Task statement:
Copy each line below without leaving any out.
────────
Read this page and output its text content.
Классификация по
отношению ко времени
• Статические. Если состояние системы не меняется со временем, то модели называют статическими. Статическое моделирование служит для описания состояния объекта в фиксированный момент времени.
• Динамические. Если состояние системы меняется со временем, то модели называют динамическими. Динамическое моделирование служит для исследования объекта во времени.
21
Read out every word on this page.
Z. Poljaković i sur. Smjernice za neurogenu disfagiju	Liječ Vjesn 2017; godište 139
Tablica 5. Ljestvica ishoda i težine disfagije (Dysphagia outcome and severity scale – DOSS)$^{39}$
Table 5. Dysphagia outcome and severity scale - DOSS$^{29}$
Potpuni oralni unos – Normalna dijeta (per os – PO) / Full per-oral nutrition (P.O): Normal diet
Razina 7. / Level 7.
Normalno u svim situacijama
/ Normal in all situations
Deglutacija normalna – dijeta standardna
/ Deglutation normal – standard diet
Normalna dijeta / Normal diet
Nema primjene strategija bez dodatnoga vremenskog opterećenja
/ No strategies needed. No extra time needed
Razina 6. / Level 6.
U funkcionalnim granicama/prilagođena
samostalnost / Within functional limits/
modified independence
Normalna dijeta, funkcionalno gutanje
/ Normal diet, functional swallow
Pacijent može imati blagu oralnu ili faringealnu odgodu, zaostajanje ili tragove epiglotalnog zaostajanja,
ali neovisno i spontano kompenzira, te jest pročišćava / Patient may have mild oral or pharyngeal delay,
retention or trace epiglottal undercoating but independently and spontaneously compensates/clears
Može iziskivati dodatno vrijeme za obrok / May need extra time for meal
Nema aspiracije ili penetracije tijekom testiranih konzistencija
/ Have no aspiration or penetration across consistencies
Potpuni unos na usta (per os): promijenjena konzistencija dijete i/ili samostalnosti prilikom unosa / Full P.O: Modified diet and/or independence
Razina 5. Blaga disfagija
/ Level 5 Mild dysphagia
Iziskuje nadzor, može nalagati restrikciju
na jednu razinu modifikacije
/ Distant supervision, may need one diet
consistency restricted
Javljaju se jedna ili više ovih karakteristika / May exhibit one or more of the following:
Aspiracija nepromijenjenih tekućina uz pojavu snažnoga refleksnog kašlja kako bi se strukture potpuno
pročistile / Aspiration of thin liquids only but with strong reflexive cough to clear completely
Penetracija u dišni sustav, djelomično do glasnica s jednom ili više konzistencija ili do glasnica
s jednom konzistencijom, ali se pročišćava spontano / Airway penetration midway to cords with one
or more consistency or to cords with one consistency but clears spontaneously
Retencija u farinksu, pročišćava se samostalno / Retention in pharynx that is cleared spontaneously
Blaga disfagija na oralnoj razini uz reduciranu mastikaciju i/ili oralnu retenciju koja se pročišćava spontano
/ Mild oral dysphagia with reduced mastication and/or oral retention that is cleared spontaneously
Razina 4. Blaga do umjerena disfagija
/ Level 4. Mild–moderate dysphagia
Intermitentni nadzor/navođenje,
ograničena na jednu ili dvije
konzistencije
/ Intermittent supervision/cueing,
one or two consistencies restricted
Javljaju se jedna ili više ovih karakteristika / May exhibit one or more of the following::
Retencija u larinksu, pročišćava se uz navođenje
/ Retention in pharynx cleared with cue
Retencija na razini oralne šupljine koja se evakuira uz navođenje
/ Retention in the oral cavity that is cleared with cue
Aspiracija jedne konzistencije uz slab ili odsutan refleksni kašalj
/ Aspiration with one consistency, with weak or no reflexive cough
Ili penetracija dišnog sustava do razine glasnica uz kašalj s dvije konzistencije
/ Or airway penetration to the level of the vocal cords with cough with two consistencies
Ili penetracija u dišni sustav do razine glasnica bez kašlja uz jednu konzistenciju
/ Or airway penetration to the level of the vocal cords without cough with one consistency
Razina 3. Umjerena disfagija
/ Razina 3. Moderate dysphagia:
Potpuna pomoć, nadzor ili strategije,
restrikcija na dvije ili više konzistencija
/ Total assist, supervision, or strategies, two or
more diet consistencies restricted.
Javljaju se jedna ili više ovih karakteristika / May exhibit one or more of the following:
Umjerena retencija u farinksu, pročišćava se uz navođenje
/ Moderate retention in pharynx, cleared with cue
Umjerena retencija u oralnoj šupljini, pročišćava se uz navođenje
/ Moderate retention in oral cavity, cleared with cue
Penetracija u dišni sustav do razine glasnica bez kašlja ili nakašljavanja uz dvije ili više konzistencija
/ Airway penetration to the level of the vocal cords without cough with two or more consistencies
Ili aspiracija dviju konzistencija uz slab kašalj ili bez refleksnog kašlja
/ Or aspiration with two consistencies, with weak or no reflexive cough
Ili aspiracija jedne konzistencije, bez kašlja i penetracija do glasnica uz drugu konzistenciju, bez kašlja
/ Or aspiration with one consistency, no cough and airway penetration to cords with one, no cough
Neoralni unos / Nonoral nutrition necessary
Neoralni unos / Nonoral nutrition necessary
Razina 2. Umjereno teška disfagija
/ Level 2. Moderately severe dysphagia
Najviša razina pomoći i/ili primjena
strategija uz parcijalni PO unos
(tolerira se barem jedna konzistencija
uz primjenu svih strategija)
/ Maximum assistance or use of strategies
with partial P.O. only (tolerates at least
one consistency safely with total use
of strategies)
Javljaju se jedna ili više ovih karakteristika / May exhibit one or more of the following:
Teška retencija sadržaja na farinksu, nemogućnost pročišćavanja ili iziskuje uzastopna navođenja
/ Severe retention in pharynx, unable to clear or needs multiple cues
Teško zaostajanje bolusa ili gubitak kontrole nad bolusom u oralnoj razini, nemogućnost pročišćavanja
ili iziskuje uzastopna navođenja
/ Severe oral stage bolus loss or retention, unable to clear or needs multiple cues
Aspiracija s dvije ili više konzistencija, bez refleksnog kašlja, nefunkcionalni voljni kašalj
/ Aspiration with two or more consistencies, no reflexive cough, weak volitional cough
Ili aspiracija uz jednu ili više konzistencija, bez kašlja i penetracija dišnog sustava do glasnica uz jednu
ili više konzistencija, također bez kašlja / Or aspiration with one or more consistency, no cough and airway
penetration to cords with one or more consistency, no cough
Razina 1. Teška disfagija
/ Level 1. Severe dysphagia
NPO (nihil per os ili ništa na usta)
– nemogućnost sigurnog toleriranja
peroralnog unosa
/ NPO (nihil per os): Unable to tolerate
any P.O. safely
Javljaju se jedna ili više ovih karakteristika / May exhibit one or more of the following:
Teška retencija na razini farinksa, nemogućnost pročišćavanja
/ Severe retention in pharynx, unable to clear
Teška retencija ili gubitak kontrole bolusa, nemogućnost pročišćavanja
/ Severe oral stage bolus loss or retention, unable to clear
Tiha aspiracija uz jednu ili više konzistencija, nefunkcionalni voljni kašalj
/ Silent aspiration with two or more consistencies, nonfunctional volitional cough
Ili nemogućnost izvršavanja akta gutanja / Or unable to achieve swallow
────────
Answer in full:
Read this page and output its text content.
Классификация по
отношению ко времени
• Статические. Если состояние системы не меняется со временем, то модели называют статическими. Статическое моделирование служит для описания состояния объекта в фиксированный момент времени.
• Динамические. Если состояние системы меняется со временем, то модели называют динамическими. Динамическое моделирование служит для исследования объекта во времени.
21
Read out every word on this page.
Z. Poljaković i sur. Smjernice za neurogenu disfagiju	Liječ Vjesn 2017; godište 139
Tablica 5. Ljestvica ishoda i težine disfagije (Dysphagia outcome and severity scale – DOSS)$^{39}$
Table 5. Dysphagia outcome and severity scale - DOSS$^{29}$
Potpuni oralni unos – Normalna dijeta (per os – PO) / Full per-oral nutrition (P.O): Normal diet
Razina 7. / Level 7.
Normalno u svim situacijama
/ Normal in all situations
Deglutacija normalna – dijeta standardna
/ Deglutation normal – standard diet
Normalna dijeta / Normal diet
Nema primjene strategija bez dodatnoga vremenskog opterećenja
/ No strategies needed. No extra time needed
Razina 6. / Level 6.
U funkcionalnim granicama/prilagođena
samostalnost / Within functional limits/
modified independence
Normalna dijeta, funkcionalno gutanje
/ Normal diet, functional swallow
Pacijent može imati blagu oralnu ili faringealnu odgodu, zaostajanje ili tragove epiglotalnog zaostajanja,
ali neovisno i spontano kompenzira, te jest pročišćava / Patient may have mild oral or pharyngeal delay,
retention or trace epiglottal undercoating but independently and spontaneously compensates/clears
Može iziskivati dodatno vrijeme za obrok / May need extra time for meal
Nema aspiracije ili penetracije tijekom testiranih konzistencija
/ Have no aspiration or penetration across consistencies
Potpuni unos na usta (per os): promijenjena konzistencija dijete i/ili samostalnosti prilikom unosa / Full P.O: Modified diet and/or independence
Razina 5. Blaga disfagija
/ Level 5 Mild dysphagia
Iziskuje nadzor, može nalagati restrikciju
na jednu razinu modifikacije
/ Distant supervision, may need one diet
consistency restricted
Javljaju se jedna ili više ovih karakteristika / May exhibit one or more of the following:
Aspiracija nepromijenjenih tekućina uz pojavu snažnoga refleksnog kašlja kako bi se strukture potpuno
pročistile / Aspiration of thin liquids only but with strong reflexive cough to clear completely
Penetracija u dišni sustav, djelomično do glasnica s jednom ili više konzistencija ili do glasnica
s jednom konzistencijom, ali se pročišćava spontano / Airway penetration midway to cords with one
or more consistency or to cords with one consistency but clears spontaneously
Retencija u farinksu, pročišćava se samostalno / Retention in pharynx that is cleared spontaneously
Blaga disfagija na oralnoj razini uz reduciranu mastikaciju i/ili oralnu retenciju koja se pročišćava spontano
/ Mild oral dysphagia with reduced mastication and/or oral retention that is cleared spontaneously
Razina 4. Blaga do umjerena disfagija
/ Level 4. Mild–moderate dysphagia
Intermitentni nadzor/navođenje,
ograničena na jednu ili dvije
konzistencije
/ Intermittent supervision/cueing,
one or two consistencies restricted
Javljaju se jedna ili više ovih karakteristika / May exhibit one or more of the following::
Retencija u larinksu, pročišćava se uz navođenje
/ Retention in pharynx cleared with cue
Retencija na razini oralne šupljine koja se evakuira uz navođenje
/ Retention in the oral cavity that is cleared with cue
Aspiracija jedne konzistencije uz slab ili odsutan refleksni kašalj
/ Aspiration with one consistency, with weak or no reflexive cough
Ili penetracija dišnog sustava do razine glasnica uz kašalj s dvije konzistencije
/ Or airway penetration to the level of the vocal cords with cough with two consistencies
Ili penetracija u dišni sustav do razine glasnica bez kašlja uz jednu konzistenciju
/ Or airway penetration to the level of the vocal cords without cough with one consistency
Razina 3. Umjerena disfagija
/ Razina 3. Moderate dysphagia:
Potpuna pomoć, nadzor ili strategije,
restrikcija na dvije ili više konzistencija
/ Total assist, supervision, or strategies, two or
more diet consistencies restricted.
Javljaju se jedna ili više ovih karakteristika / May exhibit one or more of the following:
Umjerena retencija u farinksu, pročišćava se uz navođenje
/ Moderate retention in pharynx, cleared with cue
Umjerena retencija u oralnoj šupljini, pročišćava se uz navođenje
/ Moderate retention in oral cavity, cleared with cue
Penetracija u dišni sustav do razine glasnica bez kašlja ili nakašljavanja uz dvije ili više konzistencija
/ Airway penetration to the level of the vocal cords without cough with two or more consistencies
Ili aspiracija dviju konzistencija uz slab kašalj ili bez refleksnog kašlja
/ Or aspiration with two consistencies, with weak or no reflexive cough
Ili aspiracija jedne konzistencije, bez kašlja i penetracija do glasnica uz drugu konzistenciju, bez kašlja
/ Or aspiration with one consistency, no cough and airway penetration to cords with one, no cough
Neoralni unos / Nonoral nutrition necessary
Neoralni unos / Nonoral nutrition necessary
Razina 2. Umjereno teška disfagija
/ Level 2. Moderately severe dysphagia
Najviša razina pomoći i/ili primjena
strategija uz parcijalni PO unos
(tolerira se barem jedna konzistencija
uz primjenu svih strategija)
/ Maximum assistance or use of strategies
with partial P.O. only (tolerates at least
one consistency safely with total use
of strategies)
Javljaju se jedna ili više ovih karakteristika / May exhibit one or more of the following:
Teška retencija sadržaja na farinksu, nemogućnost pročišćavanja ili iziskuje uzastopna navođenja
/ Severe retention in pharynx, unable to clear or needs multiple cues
Teško zaostajanje bolusa ili gubitak kontrole nad bolusom u oralnoj razini, nemogućnost pročišćavanja
ili iziskuje uzastopna navođenja
/ Severe oral stage bolus loss or retention, unable to clear or needs multiple cues
Aspiracija s dvije ili više konzistencija, bez refleksnog kašlja, nefunkcionalni voljni kašalj
/ Aspiration with two or more consistencies, no reflexive cough, weak volitional cough
Ili aspiracija uz jednu ili više konzistencija, bez kašlja i penetracija dišnog sustava do glasnica uz jednu
ili više konzistencija, također bez kašlja / Or aspiration with one or more consistency, no cough and airway
penetration to cords with one or more consistency, no cough
Razina 1. Teška disfagija
/ Level 1. Severe dysphagia
NPO (nihil per os ili ništa na usta)
– nemogućnost sigurnog toleriranja
peroralnog unosa
/ NPO (nihil per os): Unable to tolerate
any P.O. safely
Javljaju se jedna ili više ovih karakteristika / May exhibit one or more of the following:
Teška retencija na razini farinksa, nemogućnost pročišćavanja
/ Severe retention in pharynx, unable to clear
Teška retencija ili gubitak kontrole bolusa, nemogućnost pročišćavanja
/ Severe oral stage bolus loss or retention, unable to clear
Tiha aspiracija uz jednu ili više konzistencija, nefunkcionalni voljni kašalj
/ Silent aspiration with two or more consistencies, nonfunctional volitional cough
Ili nemogućnost izvršavanja akta gutanja / Or unable to achieve swallow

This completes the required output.